__Text passage__
★ ★ ★ ★ ★ ★ ★

Mysql – Why would the size of MySQL MyISAM table indexes (aka MYI file) not match after thesqldump import

importindexmyisamMySQLmysqldump

I've been archiving some MySQL (version 5.0.96) MyISAM tables locally and deleting from my server after checking the data. Every time the process has been pretty similar and comes off mostly without a hitch. In the case of using mysqldump for a single table here is my process…

  1. Create a gzipped dump of the table in question. (mysqldump -u root -p db_name table_name | gzip > table_name.sql.gz)
  2. Download to my local computer, reverse gzip.
  3. Import into the local MySQL (same version) using "source PATH". (note: online server is linux, local computer is Windows… hasn't made a difference so far though)
  4. Compare CHECKSUM TABLE database.table; of online version and local version.
  5. Compare row count, data size, and index size. (just to be sure checksum didn't fail me somehow)
  6. If everything checks out, drop online table.

Like I said, mostly, this has been smooth sailing and after I'm satisfied I drop the online version of the table. However, for the most recent table I've gotten hung up on step 5 and I'm at a loss as to why exactly. On my latest import everything in step 4 and 5 matches… except the index size. It's a mismatch to the tune of 2.5 GB!

I know what you're thinking…

  1. The base data is most likely fine then, proceed with drop.
  2. Your online indexes are fragmented.

I would agree, however, my testing doesn't fully illuminate this and I want to be sure I understand what is going on before I drop the online table. (and for future reference as well)

After every previous test the index size matched upon importing the dump. Granted, it doesn't matter if point 2 applies. However, to address point 2 I ran OPTIMIZE TABLE against the online version of the table and the index size did not change.

Regarding disk space in general… I had 75 GB free locally and about 59 GB free online at the time of testing. Either should be enough for importing or optimizing and I received no messages indicating a failure in either case.

I've hit an impasse on trying to explain this discrepancy to myself. Also, I should note I ran through this entire process twice to ensure I wasn't missing something obvious. So…

Why would the size of MySQL MyISAM table indexes (aka MYI file) not match after mysqldump import?

  1. Fragmentation (Ran OPTIMIZE TABLE, no luck syncing size)
  2. Corruption (Ran through process twice and row count, data size, checksum all match)
  3. …?

I can usually solve my own problems… consider me humbled. Any ideas are welcome.

PS I hope this makes for a good first question ;P

Local table after import:

+----------------+-------------+----------------+---------------+
| database.table | table_rows  | data_length    | index_length  |
+----------------+-------------+----------------+---------------+
| database.table | 145,250,083 | 23,385,263,363 | 5,853,283,328 |
+----------------+-------------+----------------+---------------+

Online source table:

+----------------+-------------+----------------+---------------+
| database.table | table_rows  | data_length    | index_length  |
+----------------+-------------+----------------+---------------+
| database.table | 145,250,083 | 23,385,263,363 | 8,199,018,496 |
+----------------+-------------+----------------+---------------+


mysql> OPTIMIZE TABLE database.table;

+-------------------------------------+----------+----------+----------+
| Table                               | Op       | Msg_type | Msg_text |
+-------------------------------------+----------+----------+----------+
| database.table                      | optimize | status   | OK       |
+-------------------------------------+----------+----------+----------+
1 row in set (17 min 41.92 sec)

★ ★ ★ ★ ★ ★ ★

__Dataset extract__
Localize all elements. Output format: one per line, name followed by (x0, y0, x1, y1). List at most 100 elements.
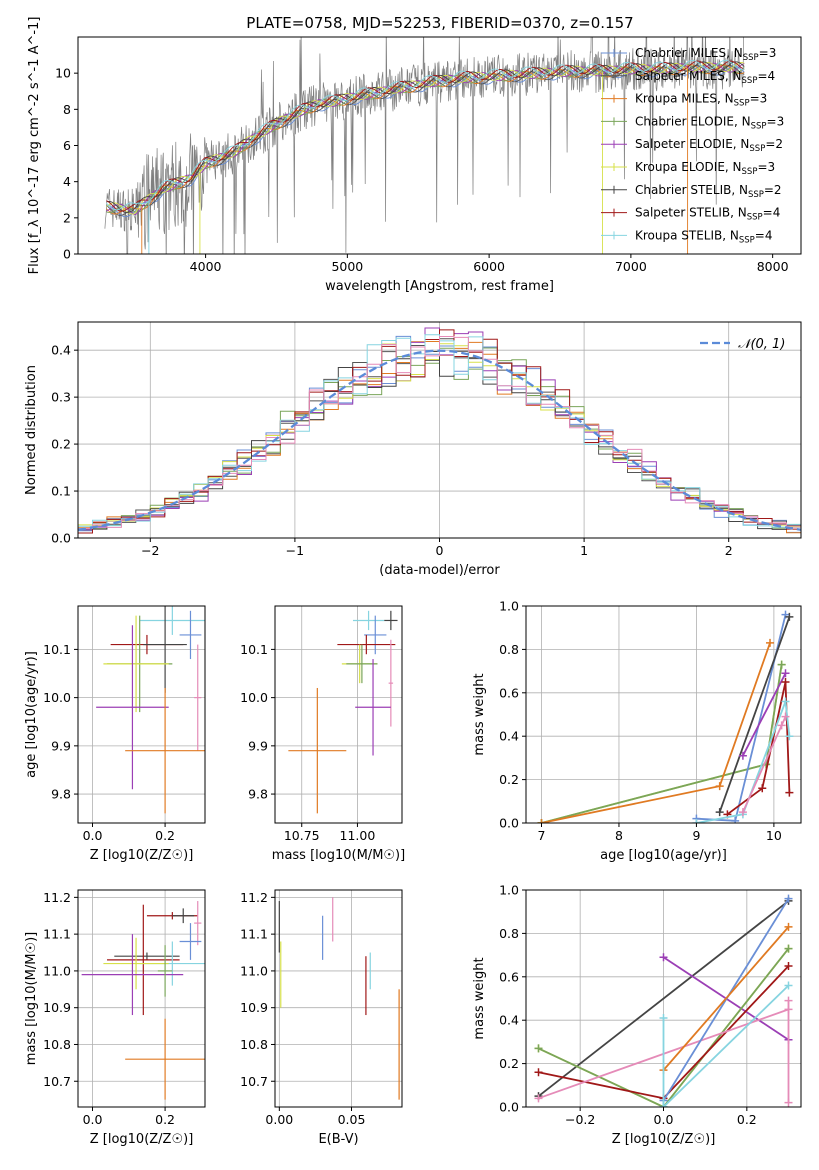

★ ★ ★ ★ ★ ★ ★

__What needs to be done__
Resume the forum post about the mismatched MyISAM index size after a mysqldump import, continuing right after its last line.

__The response__
mysql> SELECT CONCAT(table_schema, '.', table_name) AS 'database.table',
    -> FORMAT(table_rows, 0) AS table_rows,
    -> FORMAT(data_length, 0) AS data_length,
    -> FORMAT(index_length, 0) AS index_length
    -> FROM information_schema.TABLES
    -> WHERE table_name = 'table';

+----------------+-------------+----------------+---------------+
| database.table | table_rows  | data_length    | index_length  |
+----------------+-------------+----------------+---------------+
| database.table | 145,250,083 | 23,385,263,363 | 8,199,018,496 |
+----------------+-------------+----------------+---------------+

The table schema is below. I ran SHOW CREATE TABLE both online and locally and then put the results in two Notepad++ panes and ran "Compare". It returned as an exact match. I've obfuscated some column names, but the rest of the column (and other) definitions have remained the same.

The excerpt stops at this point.